SHORT TASK:
Of the lines in the records that follow, how many include the word "must"? Answer with a bare number.

============================================================

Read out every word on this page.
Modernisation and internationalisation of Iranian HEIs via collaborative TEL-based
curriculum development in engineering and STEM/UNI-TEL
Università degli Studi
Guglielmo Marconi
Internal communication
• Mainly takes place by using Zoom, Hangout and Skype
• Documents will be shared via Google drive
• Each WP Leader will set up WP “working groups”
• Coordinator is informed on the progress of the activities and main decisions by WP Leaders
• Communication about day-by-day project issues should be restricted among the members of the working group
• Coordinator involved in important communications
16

============================================================

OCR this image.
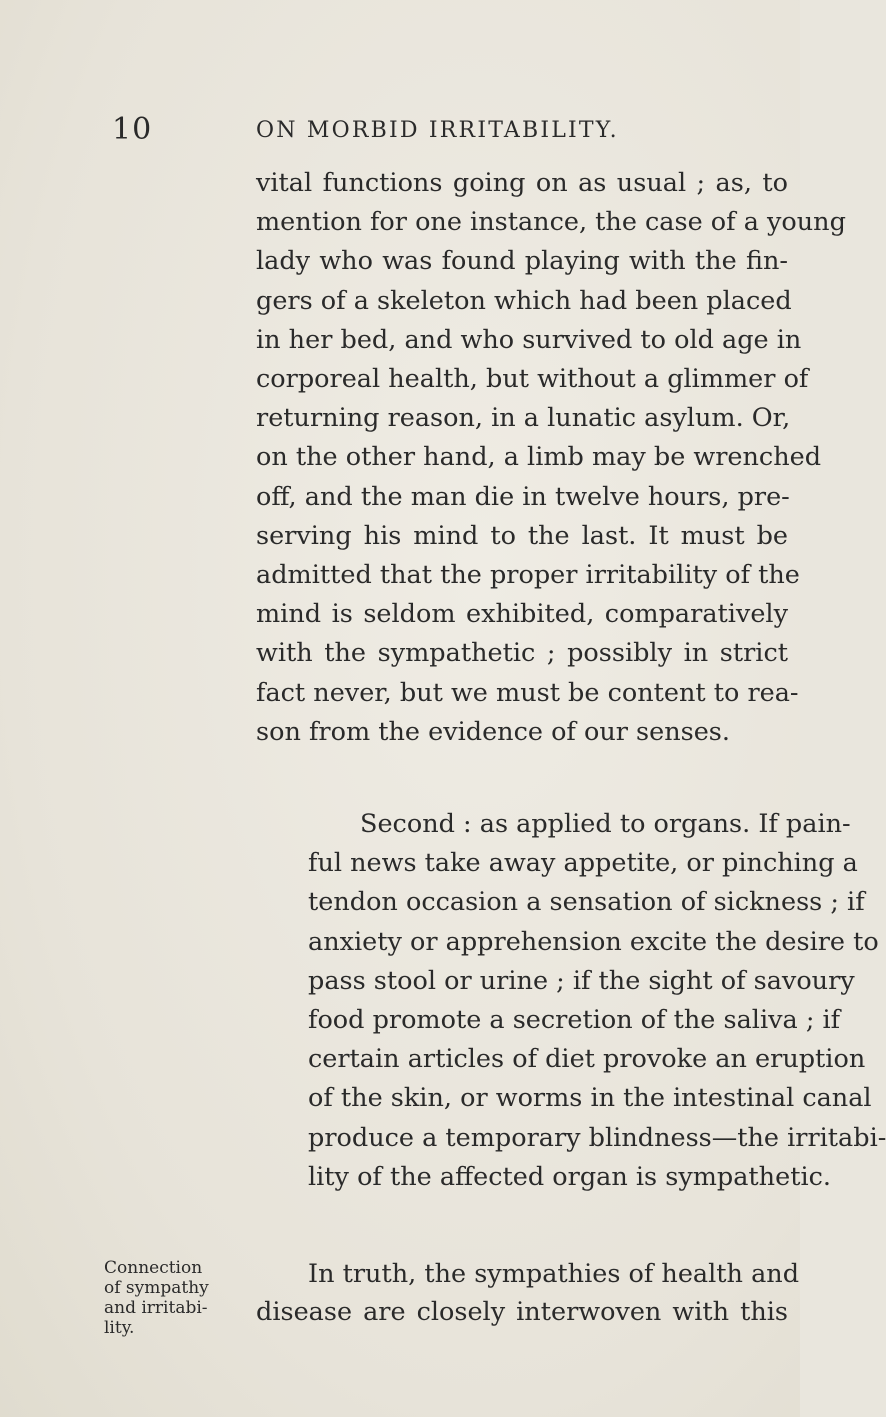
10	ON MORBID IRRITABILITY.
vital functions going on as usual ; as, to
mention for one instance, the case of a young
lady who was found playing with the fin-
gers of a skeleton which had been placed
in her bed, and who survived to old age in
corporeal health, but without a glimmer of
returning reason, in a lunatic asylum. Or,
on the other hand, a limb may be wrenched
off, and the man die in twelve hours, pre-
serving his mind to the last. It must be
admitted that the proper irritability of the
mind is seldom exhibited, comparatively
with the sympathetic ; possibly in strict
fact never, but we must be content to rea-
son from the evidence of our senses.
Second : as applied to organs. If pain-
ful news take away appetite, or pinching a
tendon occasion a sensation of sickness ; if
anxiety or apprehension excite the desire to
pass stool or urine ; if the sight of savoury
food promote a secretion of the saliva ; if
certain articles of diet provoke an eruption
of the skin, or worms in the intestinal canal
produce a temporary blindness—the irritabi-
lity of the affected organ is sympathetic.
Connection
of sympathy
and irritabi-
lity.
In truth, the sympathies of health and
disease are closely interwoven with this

============================================================

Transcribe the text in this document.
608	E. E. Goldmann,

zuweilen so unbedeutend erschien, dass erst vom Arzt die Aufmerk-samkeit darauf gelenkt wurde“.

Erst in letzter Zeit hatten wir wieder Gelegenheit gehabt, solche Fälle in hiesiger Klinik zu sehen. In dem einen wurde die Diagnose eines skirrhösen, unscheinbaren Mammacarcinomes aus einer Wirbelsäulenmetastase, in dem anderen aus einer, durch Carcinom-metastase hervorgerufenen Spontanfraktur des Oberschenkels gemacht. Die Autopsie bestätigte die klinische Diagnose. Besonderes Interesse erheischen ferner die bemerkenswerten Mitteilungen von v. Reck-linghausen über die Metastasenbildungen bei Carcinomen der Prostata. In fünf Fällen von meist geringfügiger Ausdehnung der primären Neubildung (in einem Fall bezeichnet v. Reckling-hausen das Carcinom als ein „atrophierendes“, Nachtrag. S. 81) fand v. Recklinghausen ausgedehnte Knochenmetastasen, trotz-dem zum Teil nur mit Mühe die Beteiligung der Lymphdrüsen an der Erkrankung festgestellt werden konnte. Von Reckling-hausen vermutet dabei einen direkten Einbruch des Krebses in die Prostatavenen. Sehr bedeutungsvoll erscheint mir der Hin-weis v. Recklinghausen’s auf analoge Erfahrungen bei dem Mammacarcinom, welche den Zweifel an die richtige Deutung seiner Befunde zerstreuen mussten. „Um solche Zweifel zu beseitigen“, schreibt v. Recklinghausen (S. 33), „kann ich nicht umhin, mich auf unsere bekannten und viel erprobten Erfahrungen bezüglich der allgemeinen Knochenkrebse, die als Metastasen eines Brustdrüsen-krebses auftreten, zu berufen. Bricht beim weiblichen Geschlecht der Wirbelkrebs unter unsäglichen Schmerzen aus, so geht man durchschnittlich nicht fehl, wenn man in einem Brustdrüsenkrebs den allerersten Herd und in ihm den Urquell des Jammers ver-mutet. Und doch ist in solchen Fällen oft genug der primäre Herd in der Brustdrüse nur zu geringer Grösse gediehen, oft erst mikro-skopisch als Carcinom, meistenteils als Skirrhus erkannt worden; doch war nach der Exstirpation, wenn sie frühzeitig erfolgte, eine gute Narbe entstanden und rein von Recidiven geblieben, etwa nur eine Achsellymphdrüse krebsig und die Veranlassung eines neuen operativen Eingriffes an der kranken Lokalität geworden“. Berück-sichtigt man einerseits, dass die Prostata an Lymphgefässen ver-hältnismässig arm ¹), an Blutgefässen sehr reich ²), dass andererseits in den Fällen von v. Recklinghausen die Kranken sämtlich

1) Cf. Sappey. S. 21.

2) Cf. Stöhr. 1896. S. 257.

============================================================

EXERCISE RESPONSE:
2